Render every entry verbatim.

RECORD EXTRACTS.
※ ※ ※

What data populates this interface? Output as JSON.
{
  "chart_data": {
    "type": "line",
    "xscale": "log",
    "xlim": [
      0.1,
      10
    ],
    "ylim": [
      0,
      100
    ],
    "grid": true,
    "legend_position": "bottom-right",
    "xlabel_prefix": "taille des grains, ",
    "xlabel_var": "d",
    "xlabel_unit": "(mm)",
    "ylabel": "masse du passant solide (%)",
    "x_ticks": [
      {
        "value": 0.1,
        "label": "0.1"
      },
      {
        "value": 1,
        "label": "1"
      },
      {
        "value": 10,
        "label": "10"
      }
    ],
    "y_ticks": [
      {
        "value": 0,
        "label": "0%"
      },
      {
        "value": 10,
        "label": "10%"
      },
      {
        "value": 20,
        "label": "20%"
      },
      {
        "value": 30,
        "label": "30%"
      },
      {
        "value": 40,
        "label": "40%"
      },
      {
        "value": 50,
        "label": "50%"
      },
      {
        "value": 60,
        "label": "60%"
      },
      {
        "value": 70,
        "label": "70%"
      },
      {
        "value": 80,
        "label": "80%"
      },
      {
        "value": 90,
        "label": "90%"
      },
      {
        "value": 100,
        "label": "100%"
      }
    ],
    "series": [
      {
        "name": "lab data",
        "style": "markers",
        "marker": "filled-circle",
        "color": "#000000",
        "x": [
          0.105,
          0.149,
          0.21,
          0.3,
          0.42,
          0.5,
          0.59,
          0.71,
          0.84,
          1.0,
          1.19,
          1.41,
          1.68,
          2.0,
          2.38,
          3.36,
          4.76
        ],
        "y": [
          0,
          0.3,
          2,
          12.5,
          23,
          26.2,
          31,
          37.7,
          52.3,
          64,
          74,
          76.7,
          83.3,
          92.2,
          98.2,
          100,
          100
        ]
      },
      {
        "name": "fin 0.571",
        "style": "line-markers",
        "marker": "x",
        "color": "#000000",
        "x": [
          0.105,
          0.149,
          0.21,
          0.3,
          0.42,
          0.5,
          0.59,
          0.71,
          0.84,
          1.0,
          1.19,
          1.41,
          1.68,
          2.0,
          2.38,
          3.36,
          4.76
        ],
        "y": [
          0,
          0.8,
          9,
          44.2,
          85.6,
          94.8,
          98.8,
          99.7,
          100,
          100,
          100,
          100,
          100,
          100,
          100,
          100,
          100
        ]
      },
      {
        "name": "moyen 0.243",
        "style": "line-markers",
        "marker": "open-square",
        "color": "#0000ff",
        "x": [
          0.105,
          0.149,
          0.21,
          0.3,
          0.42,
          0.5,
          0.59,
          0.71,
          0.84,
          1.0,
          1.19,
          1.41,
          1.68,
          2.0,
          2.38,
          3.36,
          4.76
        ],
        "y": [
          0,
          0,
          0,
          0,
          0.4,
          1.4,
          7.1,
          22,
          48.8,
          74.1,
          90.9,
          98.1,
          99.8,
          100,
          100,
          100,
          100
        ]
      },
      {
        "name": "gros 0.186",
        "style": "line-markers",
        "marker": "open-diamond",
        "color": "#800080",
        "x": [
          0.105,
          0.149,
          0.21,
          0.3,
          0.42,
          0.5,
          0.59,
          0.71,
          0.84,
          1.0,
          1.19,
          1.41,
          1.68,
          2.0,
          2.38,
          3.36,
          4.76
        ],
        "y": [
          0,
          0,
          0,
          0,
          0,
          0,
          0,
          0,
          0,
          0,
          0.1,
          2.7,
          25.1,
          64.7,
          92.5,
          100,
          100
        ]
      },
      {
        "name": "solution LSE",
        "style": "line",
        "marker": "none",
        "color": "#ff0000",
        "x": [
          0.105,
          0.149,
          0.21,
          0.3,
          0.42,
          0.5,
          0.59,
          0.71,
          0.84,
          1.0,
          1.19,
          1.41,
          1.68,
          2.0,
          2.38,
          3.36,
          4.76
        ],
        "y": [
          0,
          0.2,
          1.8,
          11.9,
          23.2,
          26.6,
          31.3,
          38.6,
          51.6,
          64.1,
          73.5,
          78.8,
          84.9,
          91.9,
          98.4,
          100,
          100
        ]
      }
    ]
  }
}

※ ※ ※

THE SOLUTION.
What data populates this interface? Output as JSON.
{
  "chart_data": {
    "type": "line",
    "xscale": "log",
    "xlim": [
      0.1,
      10
    ],
    "ylim": [
      0,
      100
    ],
    "grid": true,
    "legend_position": "bottom-right",
    "xlabel_prefix": "taille des grains, ",
    "xlabel_var": "d",
    "xlabel_unit": "(mm)",
    "ylabel": "masse du passant solide (%)",
    "x_ticks": [
      {
        "value": 0.1,
        "label": "0.1"
      },
      {
        "value": 1,
        "label": "1"
      },
      {
        "value": 10,
        "label": "10"
      }
    ],
    "y_ticks": [
      {
        "value": 0,
        "label": "0%"
      },
      {
        "value": 10,
        "label": "10%"
      },
      {
        "value": 20,
        "label": "20%"
      },
      {
        "value": 30,
        "label": "30%"
      },
      {
        "value": 40,
        "label": "40%"
      },
      {
        "value": 50,
        "label": "50%"
      },
      {
        "value": 60,
        "label": "60%"
      },
      {
        "value": 70,
        "label": "70%"
      },
      {
        "value": 80,
        "label": "80%"
      },
      {
        "value": 90,
        "label": "90%"
      },
      {
        "value": 100,
        "label": "100%"
      }
    ],
    "series": [
      {
        "name": "lab data",
        "style": "markers",
        "marker": "filled-circle",
        "color": "#000000",
        "x": [
          0.105,
          0.149,
          0.21,
          0.3,
          0.42,
          0.5,
          0.59,
          0.71,
          0.84,
          1.0,
          1.19,
          1.41,
          1.68,
          2.0,
          2.38,
          3.36,
          4.76
        ],
        "y": [
          0,
          0.3,
          2,
          12.5,
          23,
          26.2,
          31,
          37.7,
          52.3,
          64,
          74,
          76.7,
          83.3,
          92.2,
          98.2,
          100,
          100
        ]
      },
      {
        "name": "fin 0.571",
        "style": "line-markers",
        "marker": "x",
        "color": "#000000",
        "x": [
          0.105,
          0.149,
          0.21,
          0.3,
          0.42,
          0.5,
          0.59,
          0.71,
          0.84,
          1.0,
          1.19,
          1.41,
          1.68,
          2.0,
          2.38,
          3.36,
          4.76
        ],
        "y": [
          0,
          0.8,
          9,
          44.2,
          85.6,
          94.8,
          98.8,
          99.7,
          100,
          100,
          100,
          100,
          100,
          100,
          100,
          100,
          100
        ]
      },
      {
        "name": "moyen 0.243",
        "style": "line-markers",
        "marker": "open-square",
        "color": "#0000ff",
        "x": [
          0.105,
          0.149,
          0.21,
          0.3,
          0.42,
          0.5,
          0.59,
          0.71,
          0.84,
          1.0,
          1.19,
          1.41,
          1.68,
          2.0,
          2.38,
          3.36,
          4.76
        ],
        "y": [
          0,
          0,
          0,
          0,
          0.4,
          1.4,
          7.1,
          22,
          48.8,
          74.1,
          90.9,
          98.1,
          99.8,
          100,
          100,
          100,
          100
        ]
      },
      {
        "name": "gros 0.186",
        "style": "line-markers",
        "marker": "open-diamond",
        "color": "#800080",
        "x": [
          0.105,
          0.149,
          0.21,
          0.3,
          0.42,
          0.5,
          0.59,
          0.71,
          0.84,
          1.0,
          1.19,
          1.41,
          1.68,
          2.0,
          2.38,
          3.36,
          4.76
        ],
        "y": [
          0,
          0,
          0,
          0,
          0,
          0,
          0,
          0,
          0,
          0,
          0.1,
          2.7,
          25.1,
          64.7,
          92.5,
          100,
          100
        ]
      },
      {
        "name": "solution LSE",
        "style": "line",
        "marker": "none",
        "color": "#ff0000",
        "x": [
          0.105,
          0.149,
          0.21,
          0.3,
          0.42,
          0.5,
          0.59,
          0.71,
          0.84,
          1.0,
          1.19,
          1.41,
          1.68,
          2.0,
          2.38,
          3.36,
          4.76
        ],
        "y": [
          0,
          0.2,
          1.8,
          11.9,
          23.2,
          26.6,
          31.3,
          38.6,
          51.6,
          64.1,
          73.5,
          78.8,
          84.9,
          91.9,
          98.4,
          100,
          100
        ]
      }
    ]
  }
}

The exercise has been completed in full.